» **GIVEN EXERCISE**
Copy each line exactly.

» **MATERIAL TO PROCESS**
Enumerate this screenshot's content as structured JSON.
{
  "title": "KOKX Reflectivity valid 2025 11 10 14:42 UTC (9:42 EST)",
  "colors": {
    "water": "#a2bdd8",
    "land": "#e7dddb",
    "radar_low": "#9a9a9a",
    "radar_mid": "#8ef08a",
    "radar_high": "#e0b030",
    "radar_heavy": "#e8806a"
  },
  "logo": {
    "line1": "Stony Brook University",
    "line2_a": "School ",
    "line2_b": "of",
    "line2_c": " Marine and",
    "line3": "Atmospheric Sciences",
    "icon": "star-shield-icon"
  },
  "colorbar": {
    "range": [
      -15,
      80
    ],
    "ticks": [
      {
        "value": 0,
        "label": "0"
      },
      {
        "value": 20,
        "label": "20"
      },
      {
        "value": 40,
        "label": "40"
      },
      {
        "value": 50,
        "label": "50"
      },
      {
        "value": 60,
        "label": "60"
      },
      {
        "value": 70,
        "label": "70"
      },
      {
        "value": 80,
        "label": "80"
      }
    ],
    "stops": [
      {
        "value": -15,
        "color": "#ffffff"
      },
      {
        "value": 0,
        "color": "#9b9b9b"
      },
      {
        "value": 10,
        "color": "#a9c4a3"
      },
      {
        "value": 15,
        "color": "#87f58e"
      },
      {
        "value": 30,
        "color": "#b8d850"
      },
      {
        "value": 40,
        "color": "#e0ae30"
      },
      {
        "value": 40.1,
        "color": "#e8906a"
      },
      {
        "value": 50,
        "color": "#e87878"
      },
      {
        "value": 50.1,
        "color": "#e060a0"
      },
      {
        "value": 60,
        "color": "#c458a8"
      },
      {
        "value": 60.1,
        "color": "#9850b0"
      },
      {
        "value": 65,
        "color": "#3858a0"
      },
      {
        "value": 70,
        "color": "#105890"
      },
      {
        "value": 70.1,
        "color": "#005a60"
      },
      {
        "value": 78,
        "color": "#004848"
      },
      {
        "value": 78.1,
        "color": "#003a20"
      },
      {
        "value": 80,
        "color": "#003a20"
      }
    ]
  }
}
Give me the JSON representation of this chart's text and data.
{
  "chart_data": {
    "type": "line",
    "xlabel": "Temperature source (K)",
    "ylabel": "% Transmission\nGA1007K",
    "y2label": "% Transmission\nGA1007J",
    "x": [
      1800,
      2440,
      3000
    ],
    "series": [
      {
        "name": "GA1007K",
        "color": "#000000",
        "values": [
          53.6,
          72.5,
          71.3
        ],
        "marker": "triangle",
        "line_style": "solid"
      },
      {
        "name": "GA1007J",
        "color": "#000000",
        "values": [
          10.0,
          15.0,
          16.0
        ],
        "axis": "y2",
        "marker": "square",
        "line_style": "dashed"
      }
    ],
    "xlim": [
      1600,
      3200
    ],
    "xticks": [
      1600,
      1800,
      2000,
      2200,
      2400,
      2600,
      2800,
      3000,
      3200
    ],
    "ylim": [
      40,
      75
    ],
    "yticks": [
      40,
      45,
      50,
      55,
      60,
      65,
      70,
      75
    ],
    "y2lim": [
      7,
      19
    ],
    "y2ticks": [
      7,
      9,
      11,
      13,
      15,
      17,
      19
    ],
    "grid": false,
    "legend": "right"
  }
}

» **SOLUTION FOR THIS PROBLEM**
Enumerate this screenshot's content as structured JSON.
{
  "title": "KOKX Reflectivity valid 2025 11 10 14:42 UTC (9:42 EST)",
  "colors": {
    "water": "#a2bdd8",
    "land": "#e7dddb",
    "radar_low": "#9a9a9a",
    "radar_mid": "#8ef08a",
    "radar_high": "#e0b030",
    "radar_heavy": "#e8806a"
  },
  "logo": {
    "line1": "Stony Brook University",
    "line2_a": "School ",
    "line2_b": "of",
    "line2_c": " Marine and",
    "line3": "Atmospheric Sciences",
    "icon": "star-shield-icon"
  },
  "colorbar": {
    "range": [
      -15,
      80
    ],
    "ticks": [
      {
        "value": 0,
        "label": "0"
      },
      {
        "value": 20,
        "label": "20"
      },
      {
        "value": 40,
        "label": "40"
      },
      {
        "value": 50,
        "label": "50"
      },
      {
        "value": 60,
        "label": "60"
      },
      {
        "value": 70,
        "label": "70"
      },
      {
        "value": 80,
        "label": "80"
      }
    ],
    "stops": [
      {
        "value": -15,
        "color": "#ffffff"
      },
      {
        "value": 0,
        "color": "#9b9b9b"
      },
      {
        "value": 10,
        "color": "#a9c4a3"
      },
      {
        "value": 15,
        "color": "#87f58e"
      },
      {
        "value": 30,
        "color": "#b8d850"
      },
      {
        "value": 40,
        "color": "#e0ae30"
      },
      {
        "value": 40.1,
        "color": "#e8906a"
      },
      {
        "value": 50,
        "color": "#e87878"
      },
      {
        "value": 50.1,
        "color": "#e060a0"
      },
      {
        "value": 60,
        "color": "#c458a8"
      },
      {
        "value": 60.1,
        "color": "#9850b0"
      },
      {
        "value": 65,
        "color": "#3858a0"
      },
      {
        "value": 70,
        "color": "#105890"
      },
      {
        "value": 70.1,
        "color": "#005a60"
      },
      {
        "value": 78,
        "color": "#004848"
      },
      {
        "value": 78.1,
        "color": "#003a20"
      },
      {
        "value": 80,
        "color": "#003a20"
      }
    ]
  }
}
Give me the JSON representation of this chart's text and data.
{
  "chart_data": {
    "type": "line",
    "xlabel": "Temperature source (K)",
    "ylabel": "% Transmission\nGA1007K",
    "y2label": "% Transmission\nGA1007J",
    "x": [
      1800,
      2440,
      3000
    ],
    "series": [
      {
        "name": "GA1007K",
        "color": "#000000",
        "values": [
          53.6,
          72.5,
          71.3
        ],
        "marker": "triangle",
        "line_style": "solid"
      },
      {
        "name": "GA1007J",
        "color": "#000000",
        "values": [
          10.0,
          15.0,
          16.0
        ],
        "axis": "y2",
        "marker": "square",
        "line_style": "dashed"
      }
    ],
    "xlim": [
      1600,
      3200
    ],
    "xticks": [
      1600,
      1800,
      2000,
      2200,
      2400,
      2600,
      2800,
      3000,
      3200
    ],
    "ylim": [
      40,
      75
    ],
    "yticks": [
      40,
      45,
      50,
      55,
      60,
      65,
      70,
      75
    ],
    "y2lim": [
      7,
      19
    ],
    "y2ticks": [
      7,
      9,
      11,
      13,
      15,
      17,
      19
    ],
    "grid": false,
    "legend": "right"
  }
}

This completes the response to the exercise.